### Extrait fourni
· · ·

Duras trouve le ton avec Un Barrage contre le Pacifique. Pour décrire l’enfance et l’adolescence, elle plonge alors dans ses propres souvenirs, sans s’astreindre au détour maladroit de la fiction. Elle abandonne donc ses admirations littéraires américaines qui l’encombrent, pour fixer ses sensations en dépouillant ses phrases, allant à l’essentiel, « faisant de son expérience personnelle un roman universel », souligne Laure Adler. 1114

Dans les quatre premiers écrits de Duras il y a un certain manque de cohésion entre divers éléments romanesques et la division du roman. 1115 Les œuvres suivantes, au contraire, seront toutes reliées par une organisation contrapunctique similaire. « Des similarités cependant s’y retrouvent, dont l’importance pour l’évolution de l’écrivain n’est pas douteuse », dit Yvonne Guers-Villate. Pas toutes d’ordre structural, elles révèlent des tendances profondes qui, pour la plupart, ne changent pas, mais sont modifiées ou réorganisées et rarement éliminées.

Le même critique littéraire trouve que le premier élément commun à tous ces romans, dont la transformation se poursuit jusqu’à la dernière période, est la présence d’événements dramatiques marqués par la violence. Cette caractéristique nous paraît l’une des plus révélatrices de la métamorphose qui se produit dès le cinquième roman, Les Petits Chevaux de Tarquinia. « C’est aussi l’une des plus fondamentales dans l’étude de l’élaboration romanesque chez Duras », dit Yvonne Guers-Villate. 1116

Mais au-delà des clichés et de l’absence de fluidité du style, la description des caractères retient l’attention : la mère est intelligente mais dépressive, le frère joueur et voleur, il pille financièrement sa mère, trahit en permanence son entourage et la jeune fille révoltée n’arrive pas à quitter ce cercle familial étouffant. Le dispositif durassien est déjà en place : la mère amoureuse du fils pervers, l’argent qui gâche tout, le petit frère martyrisé par le grand, la mère qui, par lassitude, laisse l’injustice du frère s’instaurer comme unique loi familiale et l’angoisse tremblante de la petite. La boule d’amour et de haine à la fois gluante et protectrice de cette étrange famille constitue le sujet du livre. En l’écrivant, Duras « a exorcisé certaines peurs de la fin de son adolescence », dit Aliette Armel. 1117 Le personnage de la jeune fille Maud n’entrevoit que les lendemains sans gloire, abîmée qu’elle est dans cette médiocrité familiale qui la corsète et l’empêche d’exister.

· · ·

Enregistrements de données
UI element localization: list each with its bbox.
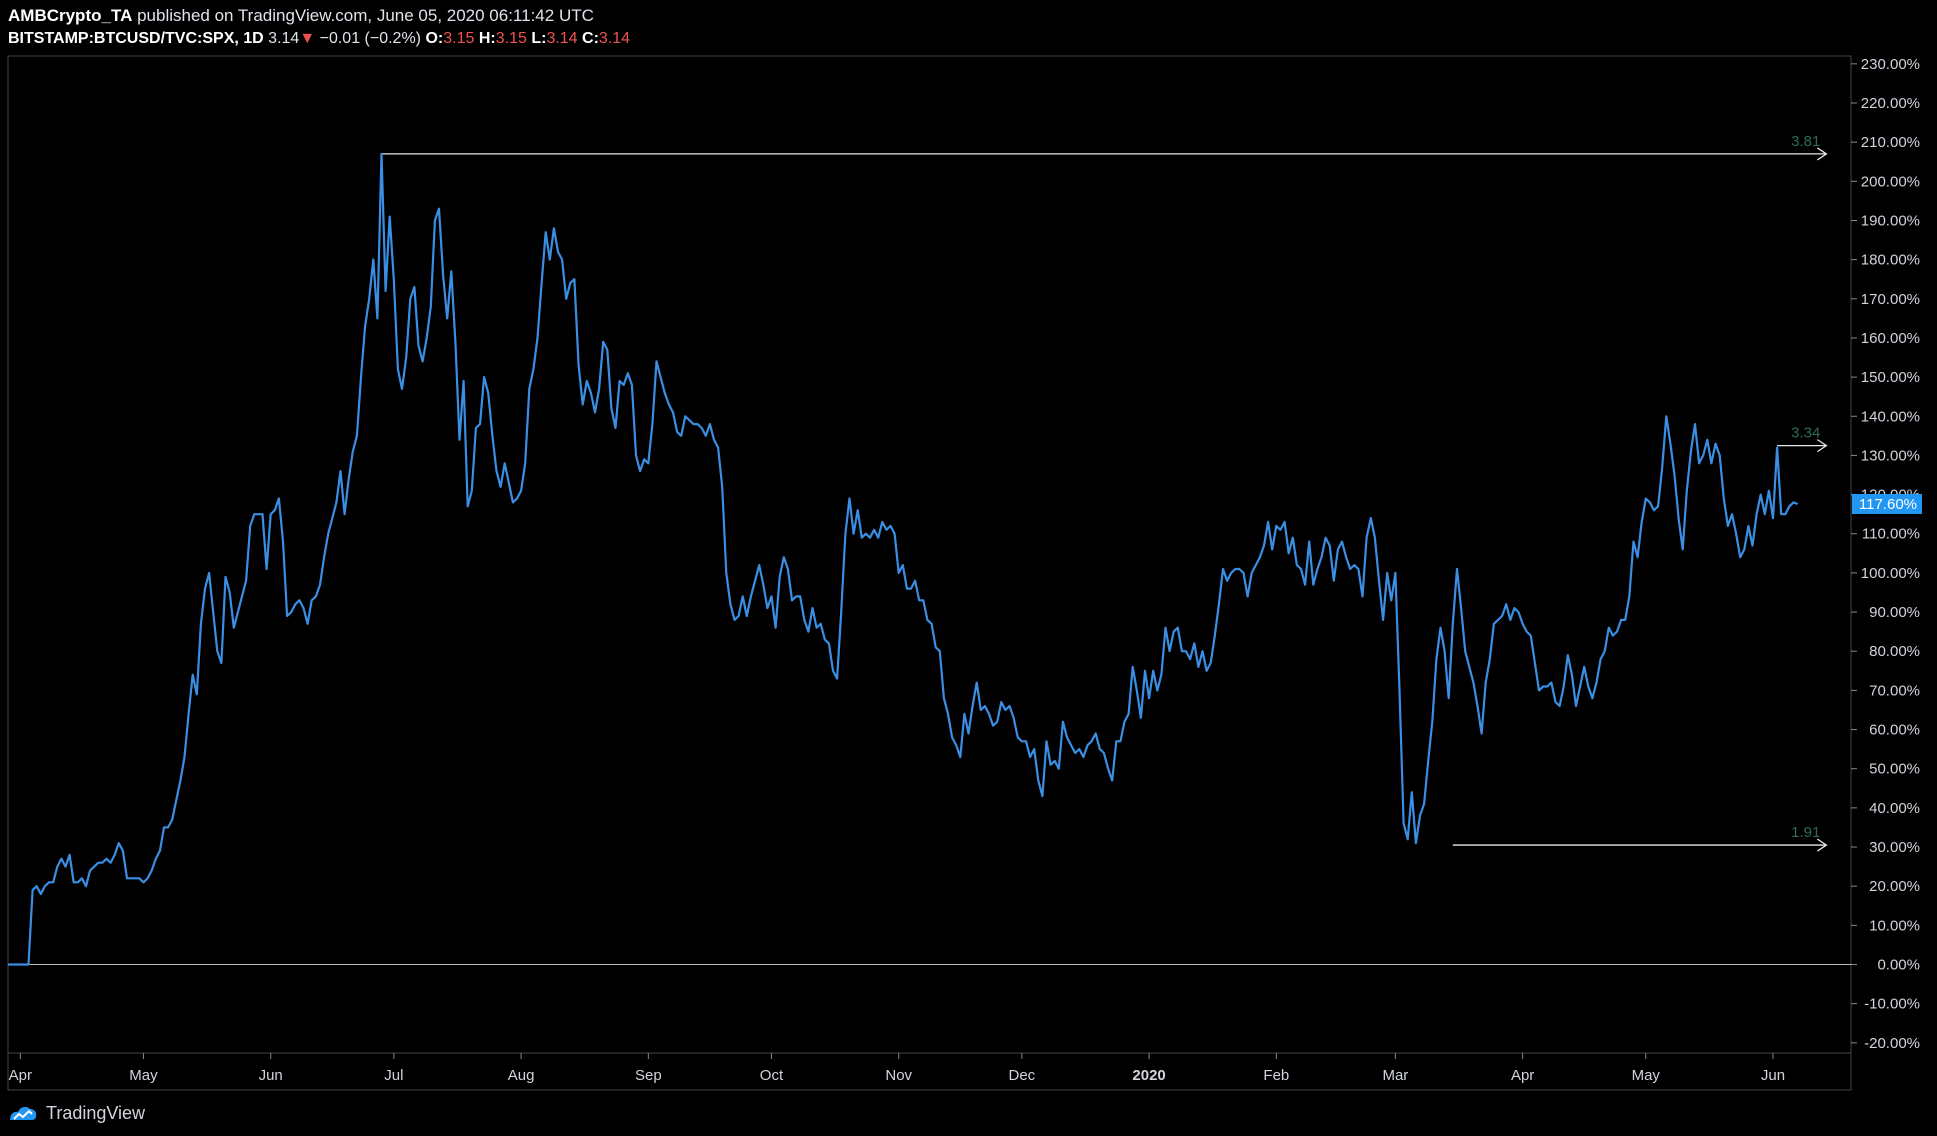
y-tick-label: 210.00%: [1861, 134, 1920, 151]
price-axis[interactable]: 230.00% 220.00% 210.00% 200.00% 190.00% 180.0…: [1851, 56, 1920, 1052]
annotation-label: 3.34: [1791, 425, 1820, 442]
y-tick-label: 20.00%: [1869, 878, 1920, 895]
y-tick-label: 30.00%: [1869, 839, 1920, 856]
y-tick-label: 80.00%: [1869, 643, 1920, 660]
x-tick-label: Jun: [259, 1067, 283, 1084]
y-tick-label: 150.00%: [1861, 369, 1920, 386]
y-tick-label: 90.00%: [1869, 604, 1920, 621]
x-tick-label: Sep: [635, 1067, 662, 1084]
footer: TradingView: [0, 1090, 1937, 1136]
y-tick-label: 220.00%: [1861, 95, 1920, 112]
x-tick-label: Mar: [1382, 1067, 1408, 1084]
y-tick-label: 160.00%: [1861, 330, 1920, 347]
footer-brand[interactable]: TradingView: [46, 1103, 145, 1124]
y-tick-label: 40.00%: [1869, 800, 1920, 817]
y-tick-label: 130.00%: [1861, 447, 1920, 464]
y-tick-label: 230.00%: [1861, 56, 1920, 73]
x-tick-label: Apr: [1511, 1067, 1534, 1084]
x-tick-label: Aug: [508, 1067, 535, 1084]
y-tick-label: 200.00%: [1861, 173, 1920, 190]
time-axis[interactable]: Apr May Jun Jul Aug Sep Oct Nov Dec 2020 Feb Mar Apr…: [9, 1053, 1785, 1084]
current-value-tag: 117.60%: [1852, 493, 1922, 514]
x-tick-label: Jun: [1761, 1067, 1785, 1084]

· · ·

### Objectifs
1: Recopiez à l'identique, dans le listing, les lignes allant de celle qui contient « y-tick-label: 210.00%: [1861, 134, 1920, 151] » jusqu'à celle qui contient « y-tick-label: 20.00%: [1869, 878, 1920, 895] », ces deux lignes comprises.
2: Poursuivez le texte consacré aux premiers romans de Duras à partir de sa dernière phrase.

### Réponses par consigne
1:
y-tick-label: 210.00%: [1861, 134, 1920, 151]
price-axis[interactable]: 230.00% 220.00% 210.00% 200.00% 190.00% 180.0…: [1851, 56, 1920, 1052]
annotation-label: 3.34: [1791, 425, 1820, 442]
y-tick-label: 20.00%: [1869, 878, 1920, 895]

2:
‘« Elle se dévêtait dans le noir, vite et sans bruit, afin que son existence oubliée, aussi insignifiante qu’une épave en pleine mer, ne fût rappelée à personne. Une sorte de rage aveugle la jetait sur son petit lit qu’elle saisissait à deux bras. » 1118

Pourtant, la réception n’est pas tout à fait convaincue de la valeur du livre, comme le prouve plus tard, en 1958, un article de presse de Jacques Nels. Le journaliste constate que ce « très beau roman de Mme Marguerite Duras n’a pas obtenu tout l’accueil qu’il méritait. Déplorons-le, sans nous en étonner. Le succès ne va pas toujours à qui le mérite. » 1119 Question de politique ?

Notes
1098.

Duras . Romans, cinéma, théâtre, un parcours 1943-1993, « Quarto » Gallimard, 1997, p.150.

1099.

Nouvelles Littéraires, 29.10.1953

1100.

Ibid.

1101.

Marguerite Duras, C’est tout, P.O.L., 1999, p.9

1102.

Ibid, p.24

1103.

Marguerite Duras, L’Amant, Ed. de Minuit,1984, p.69

1104.

Ibid.

1105.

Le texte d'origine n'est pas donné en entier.